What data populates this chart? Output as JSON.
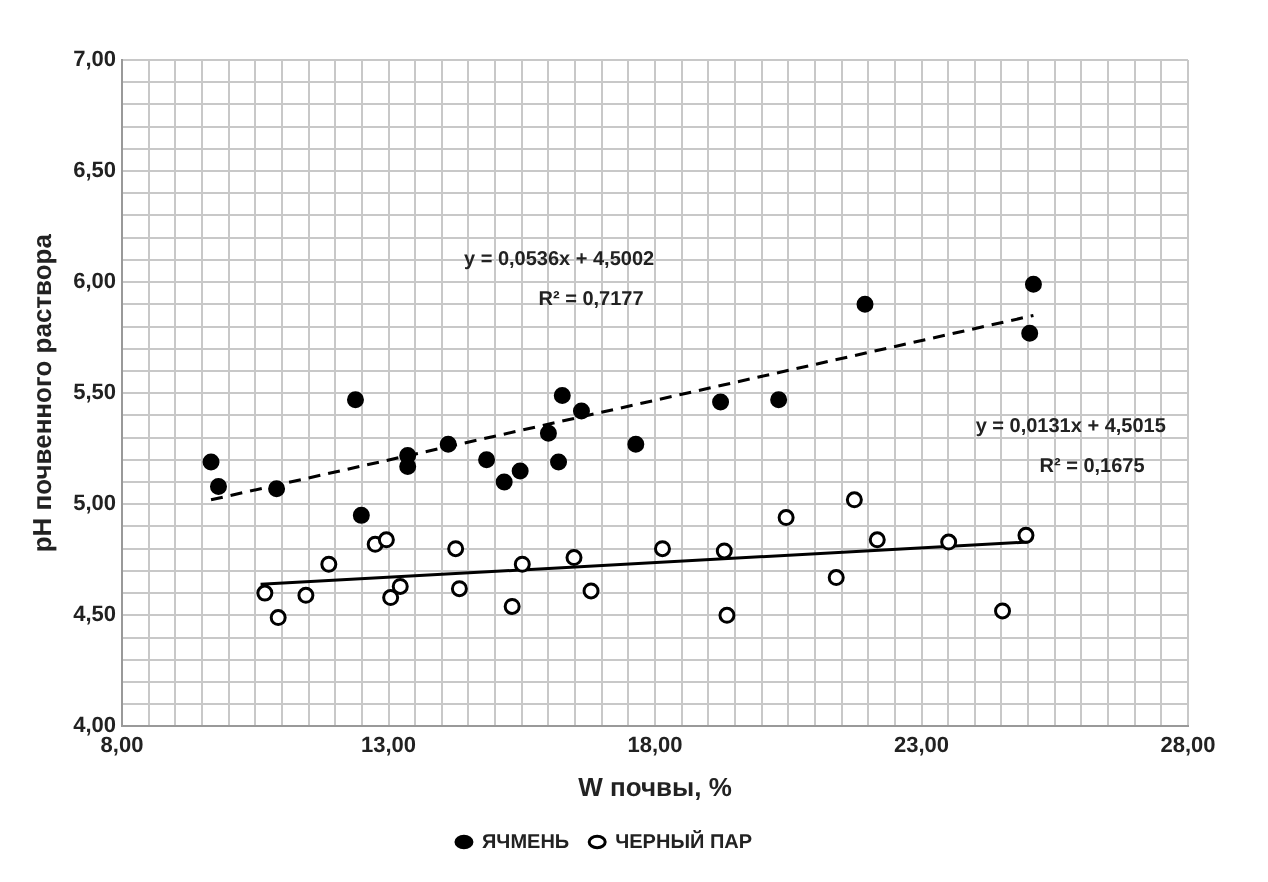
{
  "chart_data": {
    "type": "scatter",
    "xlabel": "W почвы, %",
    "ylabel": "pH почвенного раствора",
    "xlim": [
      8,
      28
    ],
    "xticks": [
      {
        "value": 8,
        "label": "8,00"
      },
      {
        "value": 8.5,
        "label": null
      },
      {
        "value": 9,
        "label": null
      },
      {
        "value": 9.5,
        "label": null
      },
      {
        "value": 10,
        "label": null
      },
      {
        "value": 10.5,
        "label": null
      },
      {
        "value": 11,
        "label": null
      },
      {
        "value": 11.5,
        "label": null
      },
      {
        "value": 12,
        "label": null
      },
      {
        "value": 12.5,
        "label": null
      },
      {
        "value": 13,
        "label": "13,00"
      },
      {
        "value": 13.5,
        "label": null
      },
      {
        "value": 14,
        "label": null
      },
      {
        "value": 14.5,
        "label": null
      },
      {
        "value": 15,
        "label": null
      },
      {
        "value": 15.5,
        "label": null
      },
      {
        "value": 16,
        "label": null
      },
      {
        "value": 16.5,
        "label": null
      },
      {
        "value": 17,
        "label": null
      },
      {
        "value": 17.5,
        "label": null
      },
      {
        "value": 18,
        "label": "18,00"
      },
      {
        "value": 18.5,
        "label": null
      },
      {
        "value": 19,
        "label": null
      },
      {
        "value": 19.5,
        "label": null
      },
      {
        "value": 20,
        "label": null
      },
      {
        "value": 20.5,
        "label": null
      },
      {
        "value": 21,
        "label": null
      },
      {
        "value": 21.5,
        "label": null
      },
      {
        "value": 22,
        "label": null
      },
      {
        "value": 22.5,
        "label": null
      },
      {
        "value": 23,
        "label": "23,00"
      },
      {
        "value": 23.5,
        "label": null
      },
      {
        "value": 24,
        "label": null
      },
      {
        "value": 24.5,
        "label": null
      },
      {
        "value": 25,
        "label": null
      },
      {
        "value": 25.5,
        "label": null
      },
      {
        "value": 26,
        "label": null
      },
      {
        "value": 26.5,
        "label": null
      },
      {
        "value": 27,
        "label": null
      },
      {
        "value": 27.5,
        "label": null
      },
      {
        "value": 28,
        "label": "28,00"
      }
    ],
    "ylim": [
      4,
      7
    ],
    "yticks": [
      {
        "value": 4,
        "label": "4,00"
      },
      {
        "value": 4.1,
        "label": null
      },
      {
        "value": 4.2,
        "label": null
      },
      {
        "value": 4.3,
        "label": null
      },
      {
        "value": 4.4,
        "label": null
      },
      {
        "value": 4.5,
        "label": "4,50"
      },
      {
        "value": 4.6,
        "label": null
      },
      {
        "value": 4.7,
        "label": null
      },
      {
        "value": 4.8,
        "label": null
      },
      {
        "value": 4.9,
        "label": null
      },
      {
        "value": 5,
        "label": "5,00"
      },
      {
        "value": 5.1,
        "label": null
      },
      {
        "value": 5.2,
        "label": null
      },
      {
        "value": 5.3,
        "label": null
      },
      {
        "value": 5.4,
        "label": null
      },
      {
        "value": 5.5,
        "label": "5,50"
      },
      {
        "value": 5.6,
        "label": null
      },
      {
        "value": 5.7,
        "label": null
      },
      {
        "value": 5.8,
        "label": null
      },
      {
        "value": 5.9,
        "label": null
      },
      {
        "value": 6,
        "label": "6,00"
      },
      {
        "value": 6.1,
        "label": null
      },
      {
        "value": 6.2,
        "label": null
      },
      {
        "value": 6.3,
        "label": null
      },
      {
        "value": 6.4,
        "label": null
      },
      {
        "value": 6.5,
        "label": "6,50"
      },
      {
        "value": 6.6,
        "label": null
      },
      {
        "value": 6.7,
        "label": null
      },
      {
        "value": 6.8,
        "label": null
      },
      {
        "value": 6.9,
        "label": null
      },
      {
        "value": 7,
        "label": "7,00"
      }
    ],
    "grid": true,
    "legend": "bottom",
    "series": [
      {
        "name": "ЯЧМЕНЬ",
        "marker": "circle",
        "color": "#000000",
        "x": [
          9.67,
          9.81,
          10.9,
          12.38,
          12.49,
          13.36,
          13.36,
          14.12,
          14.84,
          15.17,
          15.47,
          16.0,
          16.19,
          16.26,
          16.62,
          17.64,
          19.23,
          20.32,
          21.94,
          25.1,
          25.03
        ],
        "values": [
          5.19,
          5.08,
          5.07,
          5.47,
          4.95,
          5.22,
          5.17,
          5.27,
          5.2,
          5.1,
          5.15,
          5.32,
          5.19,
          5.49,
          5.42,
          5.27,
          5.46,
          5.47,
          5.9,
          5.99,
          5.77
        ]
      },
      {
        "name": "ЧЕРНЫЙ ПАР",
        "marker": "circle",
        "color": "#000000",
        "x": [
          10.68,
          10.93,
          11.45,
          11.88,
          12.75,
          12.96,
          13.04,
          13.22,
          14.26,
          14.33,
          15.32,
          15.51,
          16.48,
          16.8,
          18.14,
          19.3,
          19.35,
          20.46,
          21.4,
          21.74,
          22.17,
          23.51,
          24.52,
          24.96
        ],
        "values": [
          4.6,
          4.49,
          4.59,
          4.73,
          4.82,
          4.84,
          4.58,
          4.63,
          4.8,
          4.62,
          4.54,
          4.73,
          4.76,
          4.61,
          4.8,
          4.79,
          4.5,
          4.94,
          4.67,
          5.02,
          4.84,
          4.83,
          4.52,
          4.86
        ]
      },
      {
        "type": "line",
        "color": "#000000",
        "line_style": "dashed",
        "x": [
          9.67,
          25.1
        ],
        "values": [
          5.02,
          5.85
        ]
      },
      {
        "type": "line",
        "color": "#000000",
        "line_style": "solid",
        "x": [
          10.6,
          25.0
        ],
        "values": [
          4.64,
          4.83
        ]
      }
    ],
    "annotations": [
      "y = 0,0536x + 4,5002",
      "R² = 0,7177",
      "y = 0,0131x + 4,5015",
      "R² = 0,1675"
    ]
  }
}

Exercise brief:
Repeat the data in full and exactly. Omit pictures.

Problem solution:
What data populates this chart? Output as JSON.
{
  "chart_data": {
    "type": "scatter",
    "xlabel": "W почвы, %",
    "ylabel": "pH почвенного раствора",
    "xlim": [
      8,
      28
    ],
    "xticks": [
      {
        "value": 8,
        "label": "8,00"
      },
      {
        "value": 8.5,
        "label": null
      },
      {
        "value": 9,
        "label": null
      },
      {
        "value": 9.5,
        "label": null
      },
      {
        "value": 10,
        "label": null
      },
      {
        "value": 10.5,
        "label": null
      },
      {
        "value": 11,
        "label": null
      },
      {
        "value": 11.5,
        "label": null
      },
      {
        "value": 12,
        "label": null
      },
      {
        "value": 12.5,
        "label": null
      },
      {
        "value": 13,
        "label": "13,00"
      },
      {
        "value": 13.5,
        "label": null
      },
      {
        "value": 14,
        "label": null
      },
      {
        "value": 14.5,
        "label": null
      },
      {
        "value": 15,
        "label": null
      },
      {
        "value": 15.5,
        "label": null
      },
      {
        "value": 16,
        "label": null
      },
      {
        "value": 16.5,
        "label": null
      },
      {
        "value": 17,
        "label": null
      },
      {
        "value": 17.5,
        "label": null
      },
      {
        "value": 18,
        "label": "18,00"
      },
      {
        "value": 18.5,
        "label": null
      },
      {
        "value": 19,
        "label": null
      },
      {
        "value": 19.5,
        "label": null
      },
      {
        "value": 20,
        "label": null
      },
      {
        "value": 20.5,
        "label": null
      },
      {
        "value": 21,
        "label": null
      },
      {
        "value": 21.5,
        "label": null
      },
      {
        "value": 22,
        "label": null
      },
      {
        "value": 22.5,
        "label": null
      },
      {
        "value": 23,
        "label": "23,00"
      },
      {
        "value": 23.5,
        "label": null
      },
      {
        "value": 24,
        "label": null
      },
      {
        "value": 24.5,
        "label": null
      },
      {
        "value": 25,
        "label": null
      },
      {
        "value": 25.5,
        "label": null
      },
      {
        "value": 26,
        "label": null
      },
      {
        "value": 26.5,
        "label": null
      },
      {
        "value": 27,
        "label": null
      },
      {
        "value": 27.5,
        "label": null
      },
      {
        "value": 28,
        "label": "28,00"
      }
    ],
    "ylim": [
      4,
      7
    ],
    "yticks": [
      {
        "value": 4,
        "label": "4,00"
      },
      {
        "value": 4.1,
        "label": null
      },
      {
        "value": 4.2,
        "label": null
      },
      {
        "value": 4.3,
        "label": null
      },
      {
        "value": 4.4,
        "label": null
      },
      {
        "value": 4.5,
        "label": "4,50"
      },
      {
        "value": 4.6,
        "label": null
      },
      {
        "value": 4.7,
        "label": null
      },
      {
        "value": 4.8,
        "label": null
      },
      {
        "value": 4.9,
        "label": null
      },
      {
        "value": 5,
        "label": "5,00"
      },
      {
        "value": 5.1,
        "label": null
      },
      {
        "value": 5.2,
        "label": null
      },
      {
        "value": 5.3,
        "label": null
      },
      {
        "value": 5.4,
        "label": null
      },
      {
        "value": 5.5,
        "label": "5,50"
      },
      {
        "value": 5.6,
        "label": null
      },
      {
        "value": 5.7,
        "label": null
      },
      {
        "value": 5.8,
        "label": null
      },
      {
        "value": 5.9,
        "label": null
      },
      {
        "value": 6,
        "label": "6,00"
      },
      {
        "value": 6.1,
        "label": null
      },
      {
        "value": 6.2,
        "label": null
      },
      {
        "value": 6.3,
        "label": null
      },
      {
        "value": 6.4,
        "label": null
      },
      {
        "value": 6.5,
        "label": "6,50"
      },
      {
        "value": 6.6,
        "label": null
      },
      {
        "value": 6.7,
        "label": null
      },
      {
        "value": 6.8,
        "label": null
      },
      {
        "value": 6.9,
        "label": null
      },
      {
        "value": 7,
        "label": "7,00"
      }
    ],
    "grid": true,
    "legend": "bottom",
    "series": [
      {
        "name": "ЯЧМЕНЬ",
        "marker": "circle",
        "color": "#000000",
        "x": [
          9.67,
          9.81,
          10.9,
          12.38,
          12.49,
          13.36,
          13.36,
          14.12,
          14.84,
          15.17,
          15.47,
          16.0,
          16.19,
          16.26,
          16.62,
          17.64,
          19.23,
          20.32,
          21.94,
          25.1,
          25.03
        ],
        "values": [
          5.19,
          5.08,
          5.07,
          5.47,
          4.95,
          5.22,
          5.17,
          5.27,
          5.2,
          5.1,
          5.15,
          5.32,
          5.19,
          5.49,
          5.42,
          5.27,
          5.46,
          5.47,
          5.9,
          5.99,
          5.77
        ]
      },
      {
        "name": "ЧЕРНЫЙ ПАР",
        "marker": "circle",
        "color": "#000000",
        "x": [
          10.68,
          10.93,
          11.45,
          11.88,
          12.75,
          12.96,
          13.04,
          13.22,
          14.26,
          14.33,
          15.32,
          15.51,
          16.48,
          16.8,
          18.14,
          19.3,
          19.35,
          20.46,
          21.4,
          21.74,
          22.17,
          23.51,
          24.52,
          24.96
        ],
        "values": [
          4.6,
          4.49,
          4.59,
          4.73,
          4.82,
          4.84,
          4.58,
          4.63,
          4.8,
          4.62,
          4.54,
          4.73,
          4.76,
          4.61,
          4.8,
          4.79,
          4.5,
          4.94,
          4.67,
          5.02,
          4.84,
          4.83,
          4.52,
          4.86
        ]
      },
      {
        "type": "line",
        "color": "#000000",
        "line_style": "dashed",
        "x": [
          9.67,
          25.1
        ],
        "values": [
          5.02,
          5.85
        ]
      },
      {
        "type": "line",
        "color": "#000000",
        "line_style": "solid",
        "x": [
          10.6,
          25.0
        ],
        "values": [
          4.64,
          4.83
        ]
      }
    ],
    "annotations": [
      "y = 0,0536x + 4,5002",
      "R² = 0,7177",
      "y = 0,0131x + 4,5015",
      "R² = 0,1675"
    ]
  }
}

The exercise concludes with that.